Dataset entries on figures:

.....

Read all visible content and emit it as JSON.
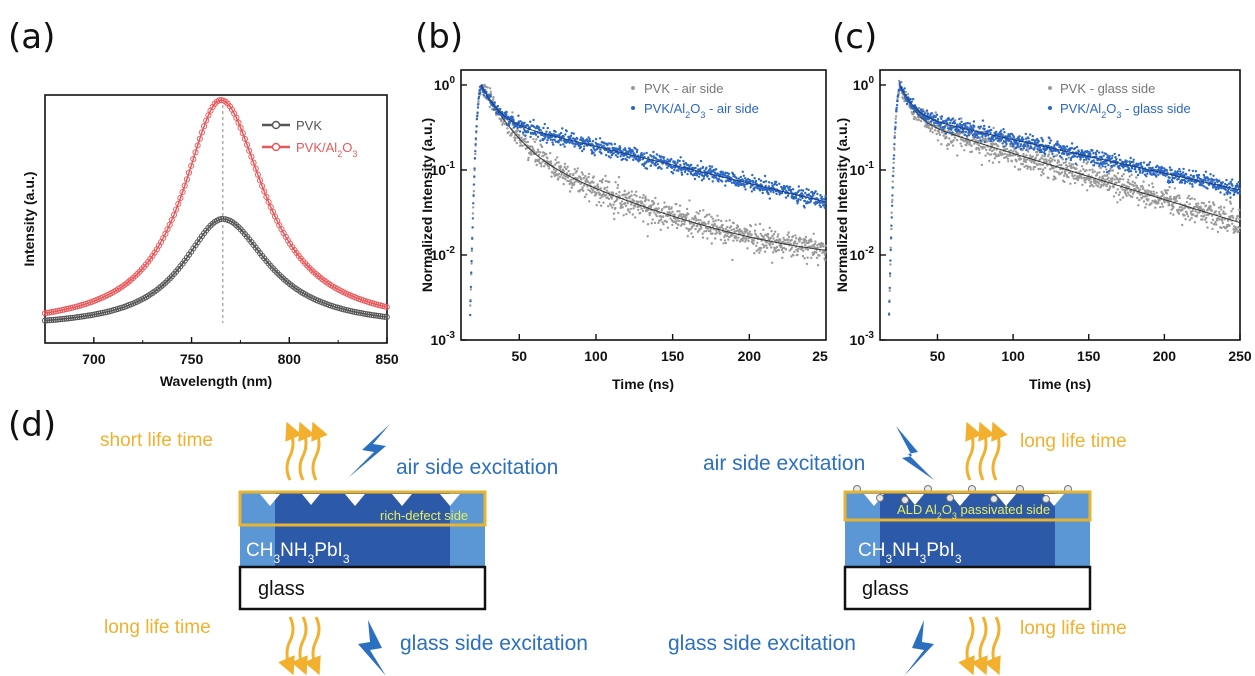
{
  "chart_data": [
    {
      "panel": "(a)",
      "type": "line",
      "xlabel": "Wavelength (nm)",
      "ylabel": "Intensity (a.u.)",
      "xlim": [
        675,
        850
      ],
      "xticks": [
        700,
        750,
        800,
        850
      ],
      "peak_marker_x": 766,
      "legend_position": "top-right",
      "series": [
        {
          "name": "PVK",
          "color": "#555555",
          "peak_x": 766,
          "peak_y": 0.5,
          "baseline": 0.06,
          "width": 26
        },
        {
          "name": "PVK/Al2O3",
          "color": "#e8585a",
          "peak_x": 765,
          "peak_y": 0.98,
          "baseline": 0.06,
          "width": 25
        }
      ]
    },
    {
      "panel": "(b)",
      "type": "scatter",
      "xlabel": "Time (ns)",
      "ylabel": "Normalized Intensity (a.u.)",
      "xlim": [
        12,
        250
      ],
      "xticks": [
        50,
        100,
        150,
        200
      ],
      "xtick_extra_label": "25",
      "ylim": [
        0.001,
        1.5
      ],
      "yscale": "log",
      "legend_position": "top-right",
      "series": [
        {
          "name": "PVK - air side",
          "color": "#9a9a9a",
          "t0": 25,
          "a1": 0.8,
          "tau1": 12,
          "a2": 0.2,
          "tau2": 55,
          "floor": 0.008
        },
        {
          "name": "PVK/Al2O3 - air side",
          "color": "#2b67c4",
          "t0": 25,
          "a1": 0.6,
          "tau1": 8,
          "a2": 0.4,
          "tau2": 100,
          "floor": 0.0
        }
      ]
    },
    {
      "panel": "(c)",
      "type": "scatter",
      "xlabel": "Time (ns)",
      "ylabel": "Normalized Intensity (a.u.)",
      "xlim": [
        12,
        250
      ],
      "xticks": [
        50,
        100,
        150,
        200,
        250
      ],
      "ylim": [
        0.001,
        1.5
      ],
      "yscale": "log",
      "legend_position": "top-right",
      "series": [
        {
          "name": "PVK - glass side",
          "color": "#9a9a9a",
          "t0": 25,
          "a1": 0.6,
          "tau1": 7,
          "a2": 0.4,
          "tau2": 80,
          "floor": 0.0
        },
        {
          "name": "PVK/Al2O3 - glass side",
          "color": "#2b67c4",
          "t0": 25,
          "a1": 0.55,
          "tau1": 7,
          "a2": 0.45,
          "tau2": 110,
          "floor": 0.0
        }
      ]
    }
  ],
  "panel_d": {
    "letter": "(d)",
    "left": {
      "top_lifetime": "short life time",
      "top_excitation": "air side excitation",
      "layer_label": "rich-defect side",
      "perovskite": "CH3NH3PbI3",
      "substrate": "glass",
      "bottom_lifetime": "long life time",
      "bottom_excitation": "glass side excitation"
    },
    "right": {
      "top_excitation": "air side excitation",
      "top_lifetime": "long life time",
      "layer_label": "ALD Al2O3 passivated side",
      "perovskite": "CH3NH3PbI3",
      "substrate": "glass",
      "bottom_excitation": "glass side excitation",
      "bottom_lifetime": "long life time"
    },
    "colors": {
      "lifetime": "#f2b02e",
      "excitation": "#2b6fc0",
      "layer_highlight": "#e8b430",
      "perovskite_dark": "#2d5aa8",
      "perovskite_light": "#5b97d4",
      "layer_text": "#e9ee5a"
    }
  }
}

.....

Find all the lines containing "excitation" in the material, then copy them.

      "top_excitation": "air side excitation",
      "bottom_excitation": "glass side excitation"
      "top_excitation": "air side excitation",
      "bottom_excitation": "glass side excitation",
      "excitation": "#2b6fc0",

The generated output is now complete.